• Stated exercise:
From the listing below, extract each line containing the string "Registry".
— START OF Data excerpts —
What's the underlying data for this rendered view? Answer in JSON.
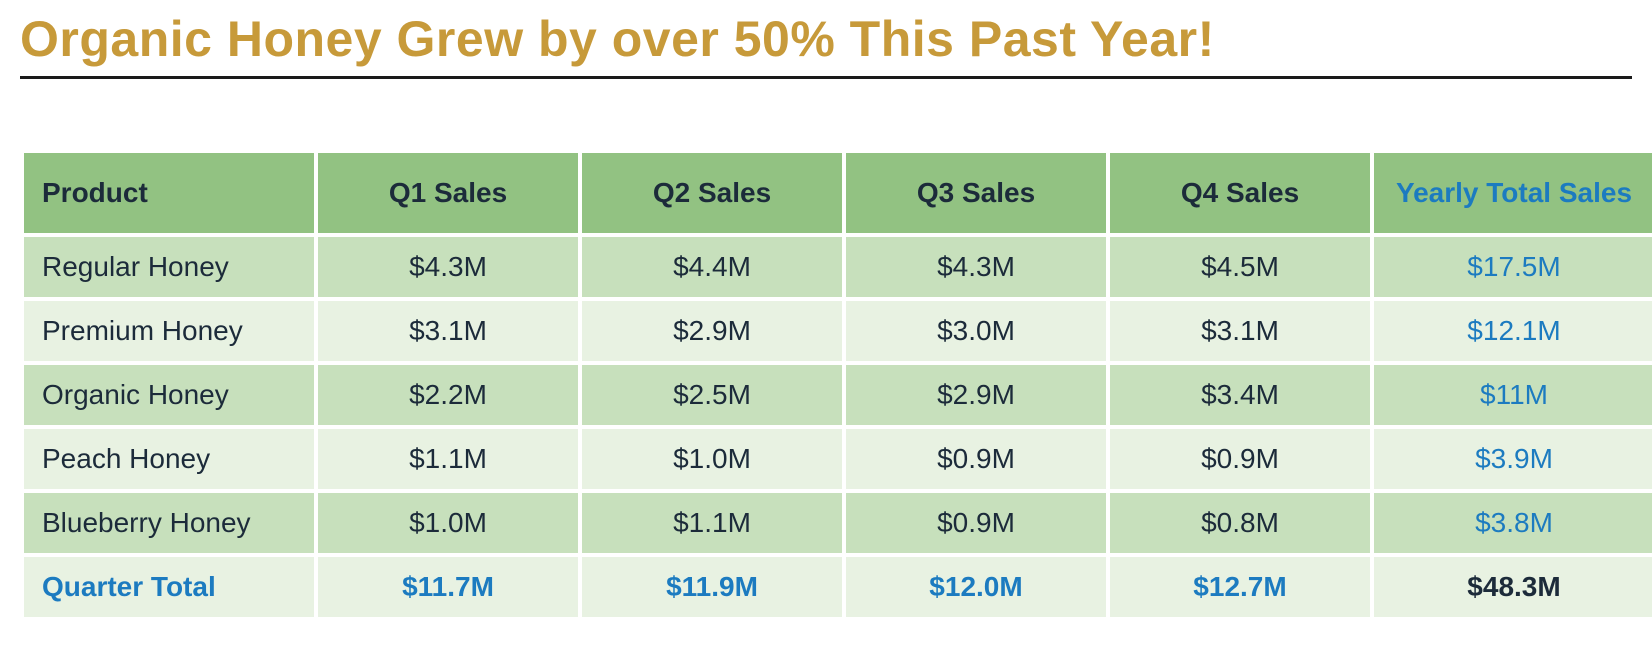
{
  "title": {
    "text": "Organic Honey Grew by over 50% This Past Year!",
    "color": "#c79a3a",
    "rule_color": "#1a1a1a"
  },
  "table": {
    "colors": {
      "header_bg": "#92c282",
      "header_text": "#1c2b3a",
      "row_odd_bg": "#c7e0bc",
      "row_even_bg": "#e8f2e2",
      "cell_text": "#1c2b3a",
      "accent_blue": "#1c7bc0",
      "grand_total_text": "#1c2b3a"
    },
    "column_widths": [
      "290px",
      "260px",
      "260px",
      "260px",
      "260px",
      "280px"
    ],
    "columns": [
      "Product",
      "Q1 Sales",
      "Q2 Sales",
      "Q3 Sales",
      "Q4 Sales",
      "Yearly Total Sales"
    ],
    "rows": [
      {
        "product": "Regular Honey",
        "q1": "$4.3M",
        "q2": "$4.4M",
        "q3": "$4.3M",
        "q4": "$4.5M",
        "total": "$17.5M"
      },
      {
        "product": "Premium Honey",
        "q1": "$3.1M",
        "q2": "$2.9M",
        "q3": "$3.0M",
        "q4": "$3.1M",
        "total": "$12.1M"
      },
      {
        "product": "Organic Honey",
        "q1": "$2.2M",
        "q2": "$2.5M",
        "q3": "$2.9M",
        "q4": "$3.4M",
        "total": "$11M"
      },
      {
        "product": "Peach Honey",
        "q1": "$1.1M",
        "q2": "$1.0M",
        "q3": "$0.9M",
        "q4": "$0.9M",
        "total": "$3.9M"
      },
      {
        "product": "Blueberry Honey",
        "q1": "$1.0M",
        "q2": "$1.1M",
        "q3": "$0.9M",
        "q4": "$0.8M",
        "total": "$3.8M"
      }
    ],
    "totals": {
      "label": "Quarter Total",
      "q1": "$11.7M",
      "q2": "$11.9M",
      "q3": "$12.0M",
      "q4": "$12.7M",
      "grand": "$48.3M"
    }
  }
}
— END OF Data excerpts —
— START OF Data excerpts —
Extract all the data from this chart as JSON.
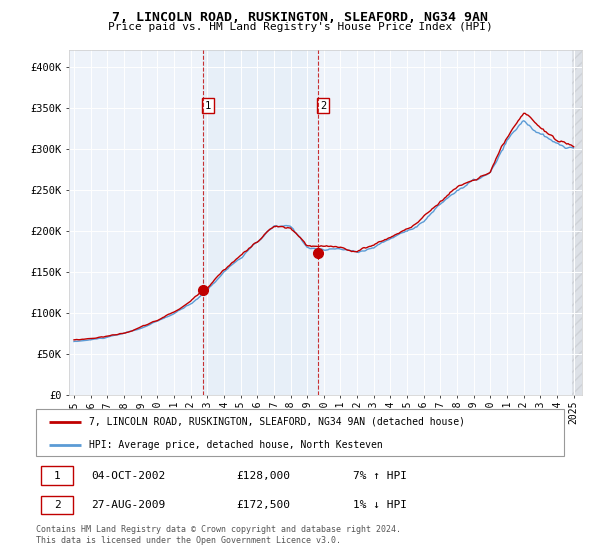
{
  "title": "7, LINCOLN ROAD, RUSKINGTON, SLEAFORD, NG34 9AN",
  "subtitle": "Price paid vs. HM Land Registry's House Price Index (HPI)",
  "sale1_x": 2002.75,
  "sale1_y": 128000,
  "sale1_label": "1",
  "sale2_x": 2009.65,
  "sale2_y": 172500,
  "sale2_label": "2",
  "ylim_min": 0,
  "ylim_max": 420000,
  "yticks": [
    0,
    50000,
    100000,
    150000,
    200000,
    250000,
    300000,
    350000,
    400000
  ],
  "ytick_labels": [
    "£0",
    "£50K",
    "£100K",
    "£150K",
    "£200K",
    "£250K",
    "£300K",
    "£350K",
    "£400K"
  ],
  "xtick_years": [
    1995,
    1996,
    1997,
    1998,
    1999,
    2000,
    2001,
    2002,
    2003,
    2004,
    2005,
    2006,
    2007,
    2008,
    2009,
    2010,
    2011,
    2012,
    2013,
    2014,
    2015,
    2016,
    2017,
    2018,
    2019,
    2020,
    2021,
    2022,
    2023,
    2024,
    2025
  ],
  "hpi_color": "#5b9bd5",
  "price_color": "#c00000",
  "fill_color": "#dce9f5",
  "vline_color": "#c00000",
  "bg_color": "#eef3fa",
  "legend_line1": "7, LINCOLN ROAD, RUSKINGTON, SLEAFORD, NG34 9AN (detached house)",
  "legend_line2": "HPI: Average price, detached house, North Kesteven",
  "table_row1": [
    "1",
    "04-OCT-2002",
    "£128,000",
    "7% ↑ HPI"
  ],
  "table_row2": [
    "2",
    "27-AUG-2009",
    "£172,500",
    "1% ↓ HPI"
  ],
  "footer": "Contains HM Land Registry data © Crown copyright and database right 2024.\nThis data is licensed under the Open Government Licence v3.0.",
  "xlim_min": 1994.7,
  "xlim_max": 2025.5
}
— END OF Data excerpts —
• Result for this task:
  "subtitle": "Price paid vs. HM Land Registry's House Price Index (HPI)",
  "footer": "Contains HM Land Registry data © Crown copyright and database right 2024.\nThis data is licensed under the Open Government Licence v3.0.",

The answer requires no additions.